GIVEN REQUEST.
In the entries that follow, how many lines hold the string "time"? Give only that number.

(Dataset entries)
=-=-=

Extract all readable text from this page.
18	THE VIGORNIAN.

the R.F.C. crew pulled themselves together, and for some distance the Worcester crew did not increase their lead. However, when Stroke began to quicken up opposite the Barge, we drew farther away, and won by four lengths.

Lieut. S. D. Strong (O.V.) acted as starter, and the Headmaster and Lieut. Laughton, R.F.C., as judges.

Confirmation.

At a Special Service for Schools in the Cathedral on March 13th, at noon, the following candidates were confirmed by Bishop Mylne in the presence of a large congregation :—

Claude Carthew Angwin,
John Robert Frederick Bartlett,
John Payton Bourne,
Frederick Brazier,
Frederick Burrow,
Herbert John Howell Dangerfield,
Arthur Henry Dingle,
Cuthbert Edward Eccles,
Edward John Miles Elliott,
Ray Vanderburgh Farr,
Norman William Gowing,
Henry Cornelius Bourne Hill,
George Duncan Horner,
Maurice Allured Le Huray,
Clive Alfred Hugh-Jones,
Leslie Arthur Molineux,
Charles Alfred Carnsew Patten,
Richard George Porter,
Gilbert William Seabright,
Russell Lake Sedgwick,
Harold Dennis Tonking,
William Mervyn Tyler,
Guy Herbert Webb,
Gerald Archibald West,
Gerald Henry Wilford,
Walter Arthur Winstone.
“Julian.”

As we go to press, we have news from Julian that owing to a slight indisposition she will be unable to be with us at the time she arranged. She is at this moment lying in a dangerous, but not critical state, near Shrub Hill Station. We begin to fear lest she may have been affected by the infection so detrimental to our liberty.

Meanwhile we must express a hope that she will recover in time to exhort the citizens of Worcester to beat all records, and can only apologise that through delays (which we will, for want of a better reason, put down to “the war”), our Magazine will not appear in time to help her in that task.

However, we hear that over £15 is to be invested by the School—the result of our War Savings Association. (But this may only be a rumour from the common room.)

=-=-=

WRITTEN RESPONSE.
2